◆ **Task instructions**
Take each line that has the word "description" and return it.
--- Record set ---
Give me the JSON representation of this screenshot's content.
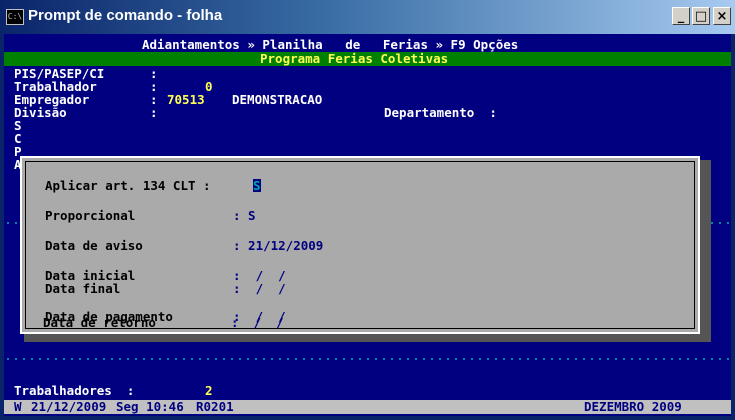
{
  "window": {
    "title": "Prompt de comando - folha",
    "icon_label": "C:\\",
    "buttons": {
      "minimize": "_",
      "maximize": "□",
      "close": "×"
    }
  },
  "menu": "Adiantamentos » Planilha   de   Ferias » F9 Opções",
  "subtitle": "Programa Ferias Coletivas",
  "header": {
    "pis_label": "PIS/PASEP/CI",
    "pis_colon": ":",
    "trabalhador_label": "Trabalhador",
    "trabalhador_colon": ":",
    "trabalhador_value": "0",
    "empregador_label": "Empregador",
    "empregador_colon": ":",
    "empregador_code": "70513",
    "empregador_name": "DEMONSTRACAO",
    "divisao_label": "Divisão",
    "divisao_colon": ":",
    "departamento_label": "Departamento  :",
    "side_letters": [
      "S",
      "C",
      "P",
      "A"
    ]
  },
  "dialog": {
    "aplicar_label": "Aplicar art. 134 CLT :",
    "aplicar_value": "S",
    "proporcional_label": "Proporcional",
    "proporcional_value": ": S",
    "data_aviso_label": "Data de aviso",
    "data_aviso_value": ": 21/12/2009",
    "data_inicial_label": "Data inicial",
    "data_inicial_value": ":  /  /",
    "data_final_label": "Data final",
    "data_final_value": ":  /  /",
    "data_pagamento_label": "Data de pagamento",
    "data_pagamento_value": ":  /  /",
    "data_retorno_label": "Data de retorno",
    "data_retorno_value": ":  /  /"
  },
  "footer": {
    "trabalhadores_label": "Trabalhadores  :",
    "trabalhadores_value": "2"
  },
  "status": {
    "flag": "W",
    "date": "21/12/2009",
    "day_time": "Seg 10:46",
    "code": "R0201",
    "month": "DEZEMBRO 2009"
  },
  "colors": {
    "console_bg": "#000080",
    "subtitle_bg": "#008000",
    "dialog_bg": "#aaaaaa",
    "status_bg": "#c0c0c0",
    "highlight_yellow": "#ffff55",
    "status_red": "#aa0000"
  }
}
---
--- Record set ---
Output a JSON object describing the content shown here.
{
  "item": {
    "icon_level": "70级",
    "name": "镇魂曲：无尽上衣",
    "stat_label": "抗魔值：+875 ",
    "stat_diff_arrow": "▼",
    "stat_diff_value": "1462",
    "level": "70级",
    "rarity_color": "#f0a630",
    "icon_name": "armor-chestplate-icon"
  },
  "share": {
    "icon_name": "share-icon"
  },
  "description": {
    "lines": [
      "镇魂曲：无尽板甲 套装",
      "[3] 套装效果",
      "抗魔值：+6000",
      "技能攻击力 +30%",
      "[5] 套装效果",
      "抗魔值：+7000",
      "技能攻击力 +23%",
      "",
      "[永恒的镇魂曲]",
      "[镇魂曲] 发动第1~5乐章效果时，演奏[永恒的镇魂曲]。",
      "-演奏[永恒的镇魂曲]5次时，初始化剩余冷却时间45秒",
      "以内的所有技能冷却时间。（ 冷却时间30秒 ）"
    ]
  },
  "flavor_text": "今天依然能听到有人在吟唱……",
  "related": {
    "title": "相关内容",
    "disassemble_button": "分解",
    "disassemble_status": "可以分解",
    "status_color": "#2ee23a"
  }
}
---
--- Record set ---
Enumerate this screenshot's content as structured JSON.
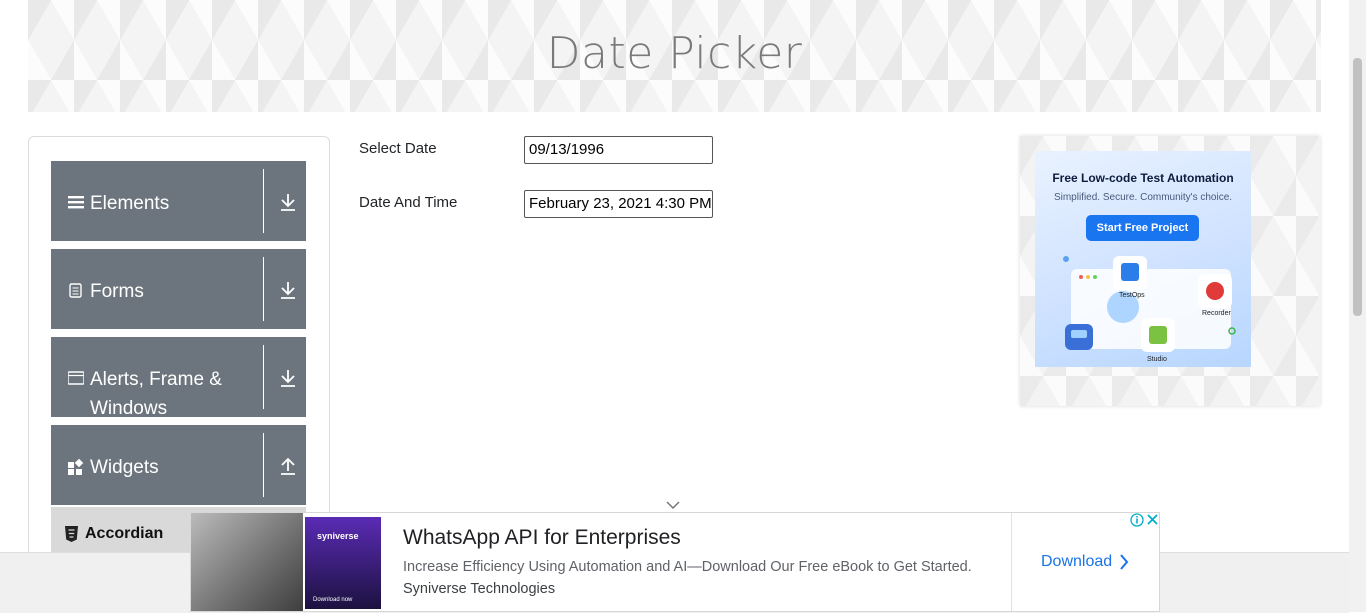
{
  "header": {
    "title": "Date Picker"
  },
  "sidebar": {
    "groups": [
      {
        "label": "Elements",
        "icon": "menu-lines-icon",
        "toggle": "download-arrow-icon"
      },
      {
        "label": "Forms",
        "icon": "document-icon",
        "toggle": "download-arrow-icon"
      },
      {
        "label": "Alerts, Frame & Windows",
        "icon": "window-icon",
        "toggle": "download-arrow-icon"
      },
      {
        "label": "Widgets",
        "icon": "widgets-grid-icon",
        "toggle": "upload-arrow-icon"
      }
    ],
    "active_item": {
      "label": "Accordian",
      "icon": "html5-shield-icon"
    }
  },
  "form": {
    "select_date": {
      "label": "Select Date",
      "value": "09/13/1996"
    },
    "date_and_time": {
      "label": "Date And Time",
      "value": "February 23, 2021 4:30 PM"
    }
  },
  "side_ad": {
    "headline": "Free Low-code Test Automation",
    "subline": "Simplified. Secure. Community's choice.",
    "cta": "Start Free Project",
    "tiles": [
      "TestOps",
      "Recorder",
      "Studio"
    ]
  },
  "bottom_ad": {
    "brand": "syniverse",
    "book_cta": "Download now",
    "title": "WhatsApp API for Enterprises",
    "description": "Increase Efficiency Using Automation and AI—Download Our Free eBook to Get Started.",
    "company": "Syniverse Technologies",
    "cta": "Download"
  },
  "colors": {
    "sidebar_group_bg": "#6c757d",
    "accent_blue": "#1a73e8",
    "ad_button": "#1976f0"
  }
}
---
◆ **Result for this task**
  "description": {
    "description": "Increase Efficiency Using Automation and AI—Download Our Free eBook to Get Started.",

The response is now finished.